Your goal
Word for word, print out all of the data, omitting every image.

Segment Start: Provided material

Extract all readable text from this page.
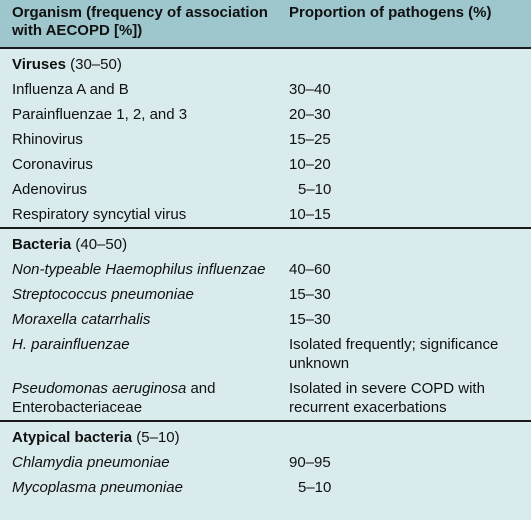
Organism (frequency of association with AECOPD [%])	Proportion of pathogens (%)
Viruses (30–50)	
Influenza A and B	30–40
Parainfluenzae 1, 2, and 3	20–30
Rhinovirus	15–25
Coronavirus	10–20
Adenovirus	5–10
Respiratory syncytial virus	10–15
Bacteria (40–50)	
Non-typeable Haemophilus influenzae	40–60
Streptococcus pneumoniae	15–30
Moraxella catarrhalis	15–30
H. parainfluenzae	Isolated frequently; significance unknown
Pseudomonas aeruginosa and Enterobacteriaceae	Isolated in severe COPD with recurrent exacerbations
Atypical bacteria (5–10)	
Chlamydia pneumoniae	90–95
Mycoplasma pneumoniae	5–10
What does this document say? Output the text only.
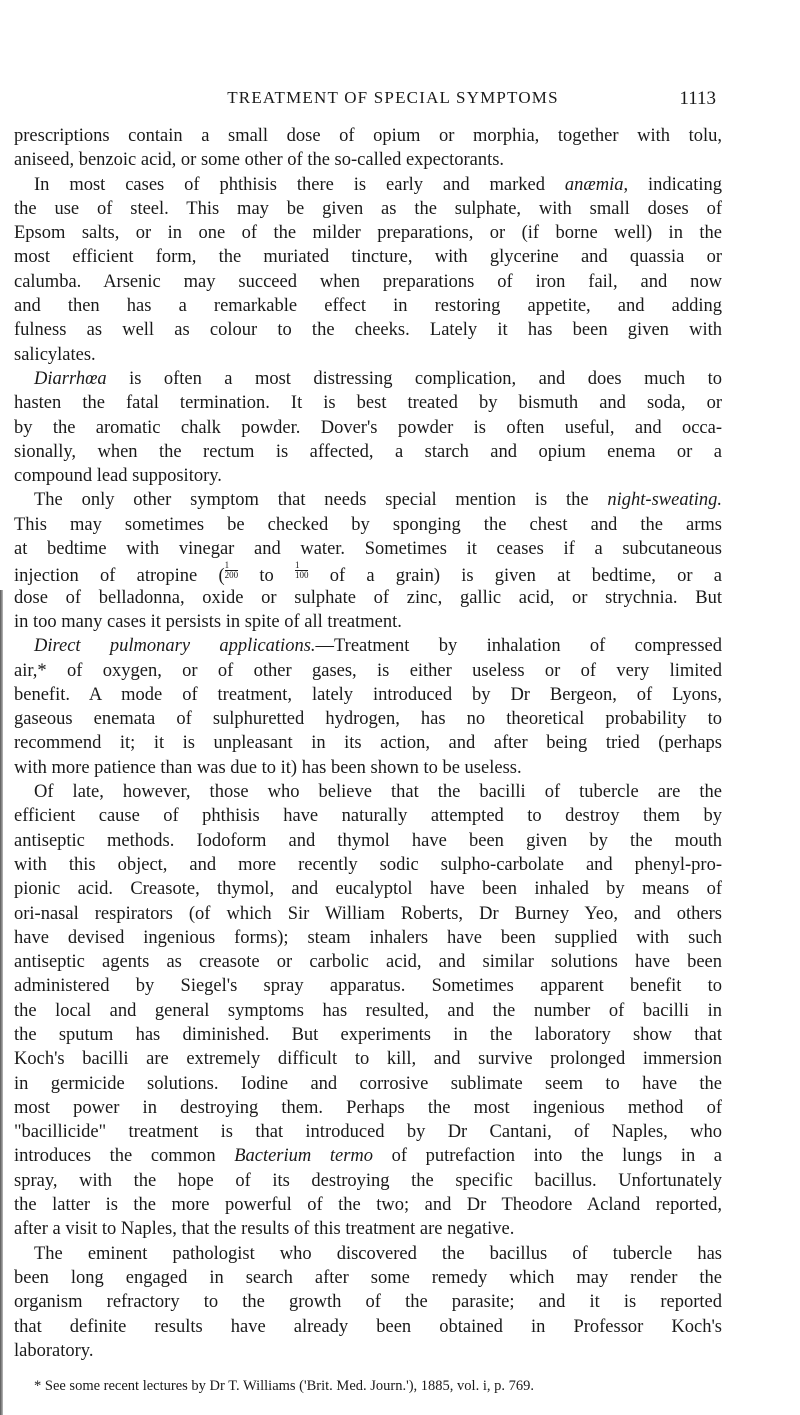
TREATMENT OF SPECIAL SYMPTOMS	1113
prescriptions contain a small dose of opium or morphia, together with tolu,
aniseed, benzoic acid, or some other of the so-called expectorants.
In most cases of phthisis there is early and marked anæmia, indicating
the use of steel. This may be given as the sulphate, with small doses of
Epsom salts, or in one of the milder preparations, or (if borne well) in the
most efficient form, the muriated tincture, with glycerine and quassia or
calumba. Arsenic may succeed when preparations of iron fail, and now
and then has a remarkable effect in restoring appetite, and adding
fulness as well as colour to the cheeks. Lately it has been given with
salicylates.
Diarrhœa is often a most distressing complication, and does much to
hasten the fatal termination. It is best treated by bismuth and soda, or
by the aromatic chalk powder. Dover's powder is often useful, and occa-
sionally, when the rectum is affected, a starch and opium enema or a
compound lead suppository.
The only other symptom that needs special mention is the night-sweating.
This may sometimes be checked by sponging the chest and the arms
at bedtime with vinegar and water. Sometimes it ceases if a subcutaneous
injection of atropine ( $\frac{1}{200}$ to $\frac{1}{100}$ of a grain) is given at bedtime, or a
dose of belladonna, oxide or sulphate of zinc, gallic acid, or strychnia. But
in too many cases it persists in spite of all treatment.
Direct pulmonary applications.—Treatment by inhalation of compressed
air,* of oxygen, or of other gases, is either useless or of very limited
benefit. A mode of treatment, lately introduced by Dr Bergeon, of Lyons,
gaseous enemata of sulphuretted hydrogen, has no theoretical probability to
recommend it; it is unpleasant in its action, and after being tried (perhaps
with more patience than was due to it) has been shown to be useless.
Of late, however, those who believe that the bacilli of tubercle are the
efficient cause of phthisis have naturally attempted to destroy them by
antiseptic methods. Iodoform and thymol have been given by the mouth
with this object, and more recently sodic sulpho-carbolate and phenyl-pro-
pionic acid. Creasote, thymol, and eucalyptol have been inhaled by means of
ori-nasal respirators (of which Sir William Roberts, Dr Burney Yeo, and others
have devised ingenious forms); steam inhalers have been supplied with such
antiseptic agents as creasote or carbolic acid, and similar solutions have been
administered by Siegel's spray apparatus. Sometimes apparent benefit to
the local and general symptoms has resulted, and the number of bacilli in
the sputum has diminished. But experiments in the laboratory show that
Koch's bacilli are extremely difficult to kill, and survive prolonged immersion
in germicide solutions. Iodine and corrosive sublimate seem to have the
most power in destroying them. Perhaps the most ingenious method of
"bacillicide" treatment is that introduced by Dr Cantani, of Naples, who
introduces the common Bacterium termo of putrefaction into the lungs in a
spray, with the hope of its destroying the specific bacillus. Unfortunately
the latter is the more powerful of the two; and Dr Theodore Acland reported,
after a visit to Naples, that the results of this treatment are negative.
The eminent pathologist who discovered the bacillus of tubercle has
been long engaged in search after some remedy which may render the
organism refractory to the growth of the parasite; and it is reported
that definite results have already been obtained in Professor Koch's
laboratory.
* See some recent lectures by Dr T. Williams ('Brit. Med. Journ.'), 1885, vol. i, p. 769.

Segment End: Provided material

Exercise output
Extract all readable text from this page.
Organism (frequency of association with AECOPD [%])	Proportion of pathogens (%)
Viruses (30–50)	
Influenza A and B	30–40
Parainfluenzae 1, 2, and 3	20–30
Rhinovirus	15–25
Coronavirus	10–20
Adenovirus	5–10
Respiratory syncytial virus	10–15
Bacteria (40–50)	
Non-typeable Haemophilus influenzae	40–60
Streptococcus pneumoniae	15–30
Moraxella catarrhalis	15–30
H. parainfluenzae	Isolated frequently; significance unknown
Pseudomonas aeruginosa and Enterobacteriaceae	Isolated in severe COPD with recurrent exacerbations
Atypical bacteria (5–10)	
Chlamydia pneumoniae	90–95
Mycoplasma pneumoniae	5–10
What does this document say? Output the text only.
TREATMENT OF SPECIAL SYMPTOMS	1113
prescriptions contain a small dose of opium or morphia, together with tolu,
aniseed, benzoic acid, or some other of the so-called expectorants.
In most cases of phthisis there is early and marked anæmia, indicating
the use of steel. This may be given as the sulphate, with small doses of
Epsom salts, or in one of the milder preparations, or (if borne well) in the
most efficient form, the muriated tincture, with glycerine and quassia or
calumba. Arsenic may succeed when preparations of iron fail, and now
and then has a remarkable effect in restoring appetite, and adding
fulness as well as colour to the cheeks. Lately it has been given with
salicylates.
Diarrhœa is often a most distressing complication, and does much to
hasten the fatal termination. It is best treated by bismuth and soda, or
by the aromatic chalk powder. Dover's powder is often useful, and occa-
sionally, when the rectum is affected, a starch and opium enema or a
compound lead suppository.
The only other symptom that needs special mention is the night-sweating.
This may sometimes be checked by sponging the chest and the arms
at bedtime with vinegar and water. Sometimes it ceases if a subcutaneous
injection of atropine ( $\frac{1}{200}$ to $\frac{1}{100}$ of a grain) is given at bedtime, or a
dose of belladonna, oxide or sulphate of zinc, gallic acid, or strychnia. But
in too many cases it persists in spite of all treatment.
Direct pulmonary applications.—Treatment by inhalation of compressed
air,* of oxygen, or of other gases, is either useless or of very limited
benefit. A mode of treatment, lately introduced by Dr Bergeon, of Lyons,
gaseous enemata of sulphuretted hydrogen, has no theoretical probability to
recommend it; it is unpleasant in its action, and after being tried (perhaps
with more patience than was due to it) has been shown to be useless.
Of late, however, those who believe that the bacilli of tubercle are the
efficient cause of phthisis have naturally attempted to destroy them by
antiseptic methods. Iodoform and thymol have been given by the mouth
with this object, and more recently sodic sulpho-carbolate and phenyl-pro-
pionic acid. Creasote, thymol, and eucalyptol have been inhaled by means of
ori-nasal respirators (of which Sir William Roberts, Dr Burney Yeo, and others
have devised ingenious forms); steam inhalers have been supplied with such
antiseptic agents as creasote or carbolic acid, and similar solutions have been
administered by Siegel's spray apparatus. Sometimes apparent benefit to
the local and general symptoms has resulted, and the number of bacilli in
the sputum has diminished. But experiments in the laboratory show that
Koch's bacilli are extremely difficult to kill, and survive prolonged immersion
in germicide solutions. Iodine and corrosive sublimate seem to have the
most power in destroying them. Perhaps the most ingenious method of
"bacillicide" treatment is that introduced by Dr Cantani, of Naples, who
introduces the common Bacterium termo of putrefaction into the lungs in a
spray, with the hope of its destroying the specific bacillus. Unfortunately
the latter is the more powerful of the two; and Dr Theodore Acland reported,
after a visit to Naples, that the results of this treatment are negative.
The eminent pathologist who discovered the bacillus of tubercle has
been long engaged in search after some remedy which may render the
organism refractory to the growth of the parasite; and it is reported
that definite results have already been obtained in Professor Koch's
laboratory.
* See some recent lectures by Dr T. Williams ('Brit. Med. Journ.'), 1885, vol. i, p. 769.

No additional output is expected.